[Dataset listings of figures]

################

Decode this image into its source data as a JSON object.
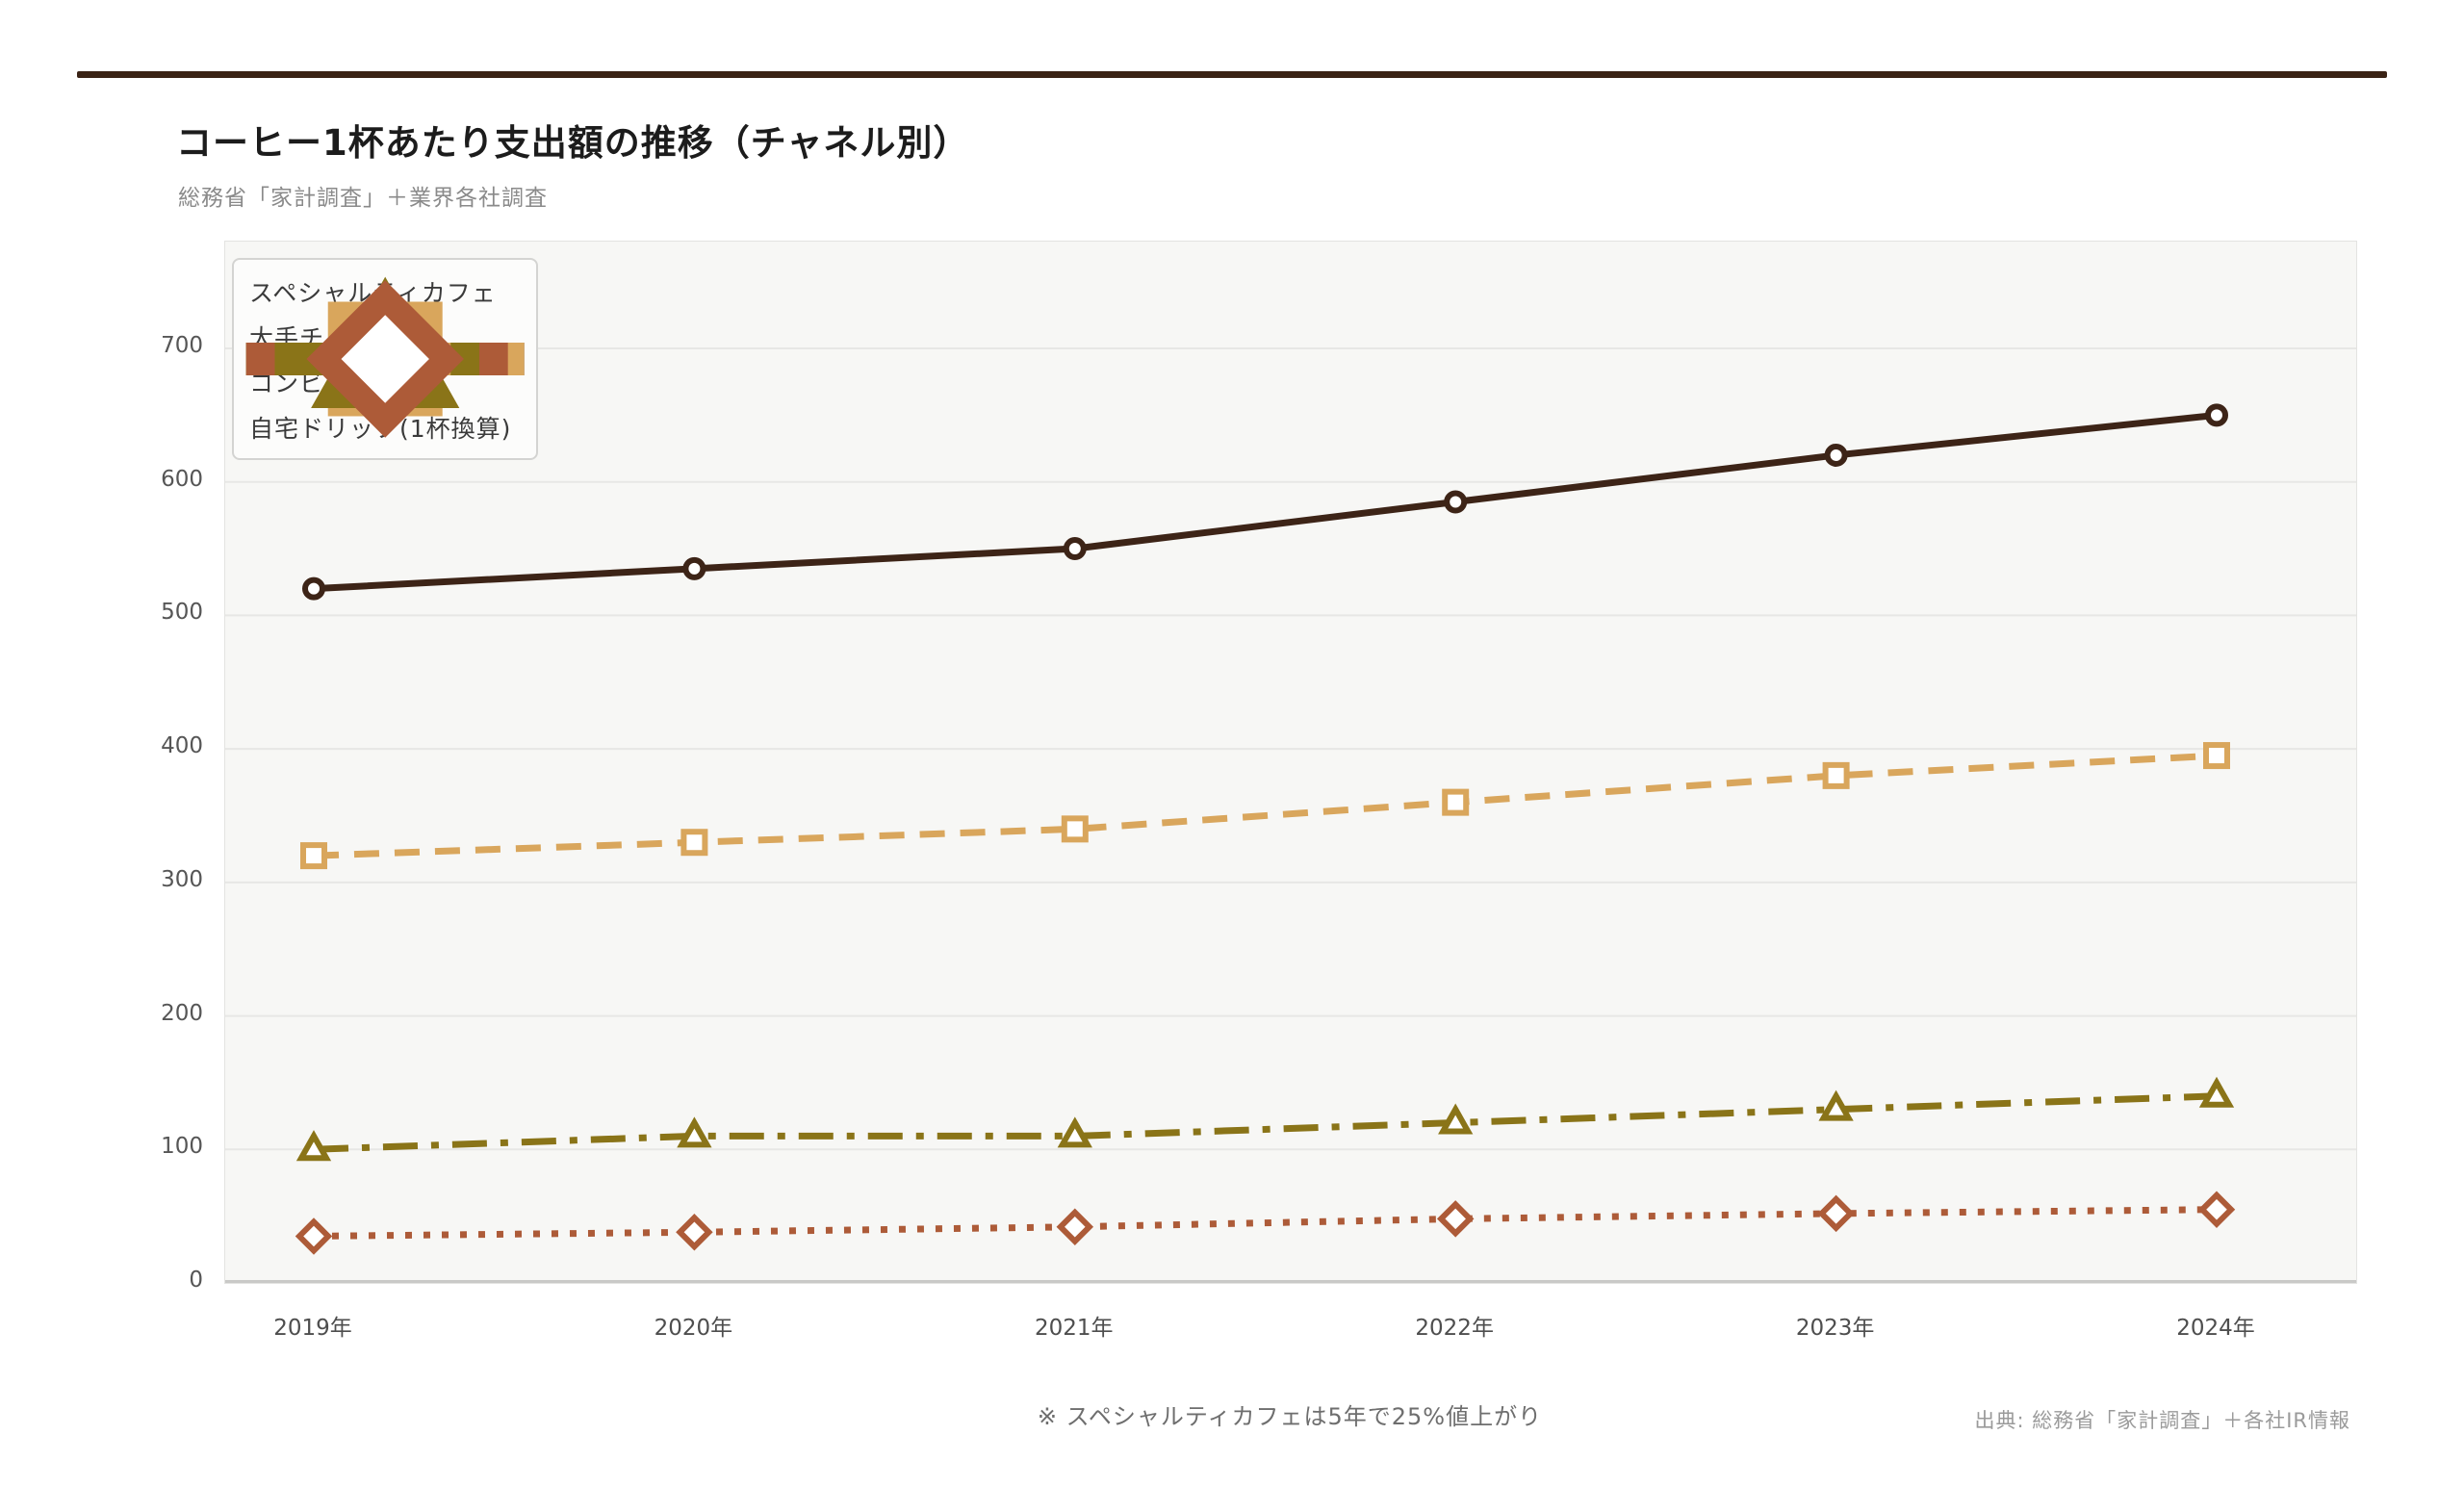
{
  "page": {
    "title": "コーヒー1杯あたり支出額の推移（チャネル別）",
    "subtitle": "総務省「家計調査」＋業界各社調査",
    "footnote": "※ スペシャルティカフェは5年で25%値上がり",
    "source": "出典: 総務省「家計調査」＋各社IR情報",
    "accent_rule_color": "#3a2315"
  },
  "chart_data": {
    "type": "line",
    "title": "コーヒー1杯あたり支出額の推移（チャネル別）",
    "subtitle": "総務省「家計調査」＋業界各社調査",
    "categories": [
      "2019年",
      "2020年",
      "2021年",
      "2022年",
      "2023年",
      "2024年"
    ],
    "series": [
      {
        "name": "スペシャルティカフェ",
        "values": [
          520,
          535,
          550,
          585,
          620,
          650
        ],
        "color": "#3d2417",
        "line_style": "solid",
        "marker": "circle"
      },
      {
        "name": "大手チェーン",
        "values": [
          320,
          330,
          340,
          360,
          380,
          395
        ],
        "color": "#d9a65c",
        "line_style": "dashed",
        "marker": "square"
      },
      {
        "name": "コンビニ",
        "values": [
          100,
          110,
          110,
          120,
          130,
          140
        ],
        "color": "#8a7418",
        "line_style": "dashdot",
        "marker": "triangle"
      },
      {
        "name": "自宅ドリップ(1杯換算)",
        "values": [
          35,
          38,
          42,
          48,
          52,
          55
        ],
        "color": "#ad5b38",
        "line_style": "dotted",
        "marker": "diamond"
      }
    ],
    "xlabel": "",
    "ylabel": "",
    "ylim": [
      0,
      780
    ],
    "yticks": [
      0,
      100,
      200,
      300,
      400,
      500,
      600,
      700
    ],
    "grid": true,
    "gridline_color": "#e7e7e5",
    "plot_bg": "#f7f7f5",
    "legend_position": "upper-left"
  }
}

################

• **TASK**
Leave the pictures out and copy the rest of the data exactly.

• **WORKED ANSWER**
Decode this image into its source data as a JSON object.
{
  "page": {
    "title": "コーヒー1杯あたり支出額の推移（チャネル別）",
    "subtitle": "総務省「家計調査」＋業界各社調査",
    "footnote": "※ スペシャルティカフェは5年で25%値上がり",
    "source": "出典: 総務省「家計調査」＋各社IR情報",
    "accent_rule_color": "#3a2315"
  },
  "chart_data": {
    "type": "line",
    "title": "コーヒー1杯あたり支出額の推移（チャネル別）",
    "subtitle": "総務省「家計調査」＋業界各社調査",
    "categories": [
      "2019年",
      "2020年",
      "2021年",
      "2022年",
      "2023年",
      "2024年"
    ],
    "series": [
      {
        "name": "スペシャルティカフェ",
        "values": [
          520,
          535,
          550,
          585,
          620,
          650
        ],
        "color": "#3d2417",
        "line_style": "solid",
        "marker": "circle"
      },
      {
        "name": "大手チェーン",
        "values": [
          320,
          330,
          340,
          360,
          380,
          395
        ],
        "color": "#d9a65c",
        "line_style": "dashed",
        "marker": "square"
      },
      {
        "name": "コンビニ",
        "values": [
          100,
          110,
          110,
          120,
          130,
          140
        ],
        "color": "#8a7418",
        "line_style": "dashdot",
        "marker": "triangle"
      },
      {
        "name": "自宅ドリップ(1杯換算)",
        "values": [
          35,
          38,
          42,
          48,
          52,
          55
        ],
        "color": "#ad5b38",
        "line_style": "dotted",
        "marker": "diamond"
      }
    ],
    "xlabel": "",
    "ylabel": "",
    "ylim": [
      0,
      780
    ],
    "yticks": [
      0,
      100,
      200,
      300,
      400,
      500,
      600,
      700
    ],
    "grid": true,
    "gridline_color": "#e7e7e5",
    "plot_bg": "#f7f7f5",
    "legend_position": "upper-left"
  }
}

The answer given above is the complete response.